* Data supplied *
+--

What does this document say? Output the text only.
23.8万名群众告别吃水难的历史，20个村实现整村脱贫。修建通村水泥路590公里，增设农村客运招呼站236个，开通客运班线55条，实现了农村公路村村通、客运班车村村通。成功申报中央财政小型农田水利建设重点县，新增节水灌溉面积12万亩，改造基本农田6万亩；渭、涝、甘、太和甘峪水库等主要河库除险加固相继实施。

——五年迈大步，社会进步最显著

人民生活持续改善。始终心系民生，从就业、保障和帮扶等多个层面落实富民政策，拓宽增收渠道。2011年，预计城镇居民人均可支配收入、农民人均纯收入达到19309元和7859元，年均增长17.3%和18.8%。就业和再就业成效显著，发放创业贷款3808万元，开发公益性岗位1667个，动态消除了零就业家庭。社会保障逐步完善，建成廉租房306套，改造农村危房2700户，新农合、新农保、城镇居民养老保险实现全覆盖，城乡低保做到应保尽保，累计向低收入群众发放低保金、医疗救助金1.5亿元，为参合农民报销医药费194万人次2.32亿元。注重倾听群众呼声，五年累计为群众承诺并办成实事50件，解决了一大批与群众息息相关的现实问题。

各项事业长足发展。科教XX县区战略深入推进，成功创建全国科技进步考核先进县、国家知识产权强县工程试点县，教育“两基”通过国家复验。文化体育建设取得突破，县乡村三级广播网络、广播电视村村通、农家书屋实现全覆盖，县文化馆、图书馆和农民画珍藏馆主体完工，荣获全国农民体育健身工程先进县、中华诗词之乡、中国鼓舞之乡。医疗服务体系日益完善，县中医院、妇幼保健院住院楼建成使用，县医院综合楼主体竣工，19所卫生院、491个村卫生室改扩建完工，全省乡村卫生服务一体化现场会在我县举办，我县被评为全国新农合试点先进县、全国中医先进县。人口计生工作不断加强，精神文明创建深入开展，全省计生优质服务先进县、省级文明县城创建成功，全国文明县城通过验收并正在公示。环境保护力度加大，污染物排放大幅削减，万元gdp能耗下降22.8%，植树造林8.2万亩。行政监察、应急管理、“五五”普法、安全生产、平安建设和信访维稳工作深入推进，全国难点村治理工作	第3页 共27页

+--

* Directions for this task *
Quote all the records exactly, please, leaving none out.

* Exercise output *
What does this document say? Output the text only.
23.8万名群众告别吃水难的历史，20个村实现整村脱贫。修建通村水泥路590公里，增设农村客运招呼站236个，开通客运班线55条，实现了农村公路村村通、客运班车村村通。成功申报中央财政小型农田水利建设重点县，新增节水灌溉面积12万亩，改造基本农田6万亩；渭、涝、甘、太和甘峪水库等主要河库除险加固相继实施。

——五年迈大步，社会进步最显著

人民生活持续改善。始终心系民生，从就业、保障和帮扶等多个层面落实富民政策，拓宽增收渠道。2011年，预计城镇居民人均可支配收入、农民人均纯收入达到19309元和7859元，年均增长17.3%和18.8%。就业和再就业成效显著，发放创业贷款3808万元，开发公益性岗位1667个，动态消除了零就业家庭。社会保障逐步完善，建成廉租房306套，改造农村危房2700户，新农合、新农保、城镇居民养老保险实现全覆盖，城乡低保做到应保尽保，累计向低收入群众发放低保金、医疗救助金1.5亿元，为参合农民报销医药费194万人次2.32亿元。注重倾听群众呼声，五年累计为群众承诺并办成实事50件，解决了一大批与群众息息相关的现实问题。

各项事业长足发展。科教XX县区战略深入推进，成功创建全国科技进步考核先进县、国家知识产权强县工程试点县，教育“两基”通过国家复验。文化体育建设取得突破，县乡村三级广播网络、广播电视村村通、农家书屋实现全覆盖，县文化馆、图书馆和农民画珍藏馆主体完工，荣获全国农民体育健身工程先进县、中华诗词之乡、中国鼓舞之乡。医疗服务体系日益完善，县中医院、妇幼保健院住院楼建成使用，县医院综合楼主体竣工，19所卫生院、491个村卫生室改扩建完工，全省乡村卫生服务一体化现场会在我县举办，我县被评为全国新农合试点先进县、全国中医先进县。人口计生工作不断加强，精神文明创建深入开展，全省计生优质服务先进县、省级文明县城创建成功，全国文明县城通过验收并正在公示。环境保护力度加大，污染物排放大幅削减，万元gdp能耗下降22.8%，植树造林8.2万亩。行政监察、应急管理、“五五”普法、安全生产、平安建设和信访维稳工作深入推进，全国难点村治理工作	第3页 共27页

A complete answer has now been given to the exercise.